- Work to do
Return, word for word, every line that follows.
* start Data for the task *
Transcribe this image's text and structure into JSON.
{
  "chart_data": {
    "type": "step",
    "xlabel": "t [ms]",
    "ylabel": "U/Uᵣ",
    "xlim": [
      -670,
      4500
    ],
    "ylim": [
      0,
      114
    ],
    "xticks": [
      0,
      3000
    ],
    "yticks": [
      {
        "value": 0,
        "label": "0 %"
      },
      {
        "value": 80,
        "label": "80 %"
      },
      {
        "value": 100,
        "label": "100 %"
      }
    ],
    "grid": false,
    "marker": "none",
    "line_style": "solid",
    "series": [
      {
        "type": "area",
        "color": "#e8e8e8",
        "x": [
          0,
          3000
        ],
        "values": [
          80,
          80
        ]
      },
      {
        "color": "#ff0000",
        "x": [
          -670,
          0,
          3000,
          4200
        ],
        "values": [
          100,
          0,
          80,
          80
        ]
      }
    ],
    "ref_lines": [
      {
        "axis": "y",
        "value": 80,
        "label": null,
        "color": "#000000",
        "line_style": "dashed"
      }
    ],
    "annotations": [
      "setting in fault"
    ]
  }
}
* end Data for the task *
- Correct output
Transcribe this image's text and structure into JSON.
{
  "chart_data": {
    "type": "step",
    "xlabel": "t [ms]",
    "ylabel": "U/Uᵣ",
    "xlim": [
      -670,
      4500
    ],
    "ylim": [
      0,
      114
    ],
    "xticks": [
      0,
      3000
    ],
    "yticks": [
      {
        "value": 0,
        "label": "0 %"
      },
      {
        "value": 80,
        "label": "80 %"
      },
      {
        "value": 100,
        "label": "100 %"
      }
    ],
    "grid": false,
    "marker": "none",
    "line_style": "solid",
    "series": [
      {
        "type": "area",
        "color": "#e8e8e8",
        "x": [
          0,
          3000
        ],
        "values": [
          80,
          80
        ]
      },
      {
        "color": "#ff0000",
        "x": [
          -670,
          0,
          3000,
          4200
        ],
        "values": [
          100,
          0,
          80,
          80
        ]
      }
    ],
    "ref_lines": [
      {
        "axis": "y",
        "value": 80,
        "label": null,
        "color": "#000000",
        "line_style": "dashed"
      }
    ],
    "annotations": [
      "setting in fault"
    ]
  }
}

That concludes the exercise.